**INSTRUÇÕES DO EXERCÍCIO**
1 > Reescreva em forma de lista o parágrafo da notícia sobre as grades no Palácio do Planalto que começa com "A caminhada do deputado teve início". Mantenha seus fatos principais.
2 > Dê continuidade à notícia sobre as grades no Palácio do Planalto a partir do ponto em que ela termina.

**TEXTO EXTRAÍDO**
O Palácio do Planalto, sede do Governo Lula, amanheceu neste sábado (24) novamente cercado por grades de proteção. A medida foi adotada diante da possibilidade de protestos em Brasília, reforçando a segurança na capital federal.
Esta ação ocorre em um contexto de mobilização, com destaque para a caminhada de protesto liderada pelo deputado federal Nikolas Ferreira (PL-MG). O movimento segue em direção a Brasília, gerando expectativa nas autoridades.
O Gabinete de Segurança Institucional (GSI) justificou a reinstalação das grades como um caráter preventivo, seguindo protocolos de segurança. A informação foi divulgada pela Folha de S. Paulo, destacando a precaução do governo.
Motivação por trás da medida de segurança
A mobilização liderada por Nikolas Ferreira é um protesto contra as penas impostas aos condenados pelos atos de 8 de janeiro de 2023. Naquela data, as sedes dos Três Poderes foram invadidas e depredadas, resultando em centenas de prisões e condenações pelo Supremo Tribunal Federal (STF).
A caminhada do deputado teve início na segunda-feira (19) em Paracatu, Minas Gerais. Ele percorre cerca de 240 quilômetros até Brasília, e os organizadores esperam que aproximadamente 400 apoiadores cheguem à capital no domingo (25).

**MATERIAL APRESENTADO**
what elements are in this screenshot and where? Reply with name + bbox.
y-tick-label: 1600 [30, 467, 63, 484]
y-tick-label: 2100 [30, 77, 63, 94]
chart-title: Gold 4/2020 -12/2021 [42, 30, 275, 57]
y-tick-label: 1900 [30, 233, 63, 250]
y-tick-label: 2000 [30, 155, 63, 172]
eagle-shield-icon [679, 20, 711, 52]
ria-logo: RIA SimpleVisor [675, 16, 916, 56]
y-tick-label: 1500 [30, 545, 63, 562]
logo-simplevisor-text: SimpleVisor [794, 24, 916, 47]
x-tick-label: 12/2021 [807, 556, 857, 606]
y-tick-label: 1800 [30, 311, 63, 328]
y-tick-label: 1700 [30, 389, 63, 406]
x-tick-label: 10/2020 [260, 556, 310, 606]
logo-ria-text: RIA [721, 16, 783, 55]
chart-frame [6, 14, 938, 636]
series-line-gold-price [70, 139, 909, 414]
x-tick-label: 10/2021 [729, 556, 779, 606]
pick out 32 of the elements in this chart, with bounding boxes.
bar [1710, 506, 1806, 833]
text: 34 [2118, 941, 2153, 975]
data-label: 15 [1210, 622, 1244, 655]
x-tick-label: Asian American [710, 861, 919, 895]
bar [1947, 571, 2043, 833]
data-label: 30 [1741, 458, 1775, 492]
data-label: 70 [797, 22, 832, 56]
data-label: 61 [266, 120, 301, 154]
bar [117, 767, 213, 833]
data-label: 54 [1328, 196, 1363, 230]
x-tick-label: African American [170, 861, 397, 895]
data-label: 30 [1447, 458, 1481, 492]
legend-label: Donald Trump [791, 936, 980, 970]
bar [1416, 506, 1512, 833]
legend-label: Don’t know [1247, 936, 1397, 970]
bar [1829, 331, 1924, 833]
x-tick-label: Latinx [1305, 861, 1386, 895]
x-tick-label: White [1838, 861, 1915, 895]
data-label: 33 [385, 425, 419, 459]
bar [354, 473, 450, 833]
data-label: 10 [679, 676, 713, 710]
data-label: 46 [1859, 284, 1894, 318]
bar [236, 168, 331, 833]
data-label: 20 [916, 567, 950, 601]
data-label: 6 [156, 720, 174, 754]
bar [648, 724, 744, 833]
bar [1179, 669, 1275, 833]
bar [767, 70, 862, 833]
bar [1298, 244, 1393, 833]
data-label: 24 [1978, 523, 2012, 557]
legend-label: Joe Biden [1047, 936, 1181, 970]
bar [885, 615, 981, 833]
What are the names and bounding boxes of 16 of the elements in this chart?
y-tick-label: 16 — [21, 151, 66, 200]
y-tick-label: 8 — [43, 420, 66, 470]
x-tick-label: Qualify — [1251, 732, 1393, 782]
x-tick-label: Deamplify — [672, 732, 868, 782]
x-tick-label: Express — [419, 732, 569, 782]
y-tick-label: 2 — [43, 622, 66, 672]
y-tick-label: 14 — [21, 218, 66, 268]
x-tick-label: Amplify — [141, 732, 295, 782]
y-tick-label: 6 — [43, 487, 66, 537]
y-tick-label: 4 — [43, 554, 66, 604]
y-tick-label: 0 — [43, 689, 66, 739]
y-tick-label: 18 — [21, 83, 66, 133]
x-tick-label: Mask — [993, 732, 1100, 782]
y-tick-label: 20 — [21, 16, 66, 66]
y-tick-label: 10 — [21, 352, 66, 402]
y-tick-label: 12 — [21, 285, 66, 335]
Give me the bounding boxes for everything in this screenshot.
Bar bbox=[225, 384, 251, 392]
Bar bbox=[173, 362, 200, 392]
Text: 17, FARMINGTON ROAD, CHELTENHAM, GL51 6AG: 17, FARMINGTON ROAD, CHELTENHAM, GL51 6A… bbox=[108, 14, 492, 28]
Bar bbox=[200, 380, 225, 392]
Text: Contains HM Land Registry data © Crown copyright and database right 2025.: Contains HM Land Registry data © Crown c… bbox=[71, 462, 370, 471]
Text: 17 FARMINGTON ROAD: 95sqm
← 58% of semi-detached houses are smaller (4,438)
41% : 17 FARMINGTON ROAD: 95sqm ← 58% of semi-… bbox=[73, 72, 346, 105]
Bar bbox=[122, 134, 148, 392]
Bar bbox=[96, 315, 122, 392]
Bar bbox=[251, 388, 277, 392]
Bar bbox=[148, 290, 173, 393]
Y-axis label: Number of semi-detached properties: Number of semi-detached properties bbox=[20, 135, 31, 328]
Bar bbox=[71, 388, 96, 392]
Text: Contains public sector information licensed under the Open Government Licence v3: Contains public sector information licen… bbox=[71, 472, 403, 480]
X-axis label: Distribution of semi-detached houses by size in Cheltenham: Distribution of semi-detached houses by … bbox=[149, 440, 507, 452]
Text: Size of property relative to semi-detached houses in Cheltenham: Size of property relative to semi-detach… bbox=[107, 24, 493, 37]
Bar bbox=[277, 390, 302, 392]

**RESPOSTAS POR TAREFA**
1 >
- Início: segunda-feira (19), em Paracatu, Minas Gerais
- Percurso: cerca de 240 quilômetros até Brasília
- Expectativa dos organizadores: aproximadamente 400 apoiadores chegando à capital no domingo (25)

2 >
O objetivo é manifestar descontentamento com as decisões judiciais e chamar a atenção para a situação dos envolvidos nos eventos de 8 de janeiro. A presença das grades visa evitar qualquer tipo de incidente durante os protestos.
O protocolo de segurança e o histórico do Planalto
O GSI afirmou que as estruturas de contenção são usadas como reforço em virtude de manifestações programadas próximas à instalação presidencial. Esta é uma medida padrão em situações de potencial risco para o Palácio do Planalto.
As grades de contenção são frequentemente utilizadas em atos públicos na Esplanada dos Ministérios e na Praça dos Três Poderes. O objetivo principal é controlar o acesso e reduzir riscos à sede do governo em momentos de grande circulação de pessoas.
Historicamente, o Palácio do Planalto permaneceu cercado de forma permanente por cerca de dez anos, desde as jornadas populares de 2013. A retirada definitiva dessas barreiras foi determinada por Lula em seu primeiro ano deste terceiro mandato.
Desde então, a contenção física passou a ser adotada apenas em situações pontuais, quando há uma avaliação de risco pelas áreas de segurança. A decisão atual de cercar o Palácio do Planalto reflete essa política de gestão de riscos.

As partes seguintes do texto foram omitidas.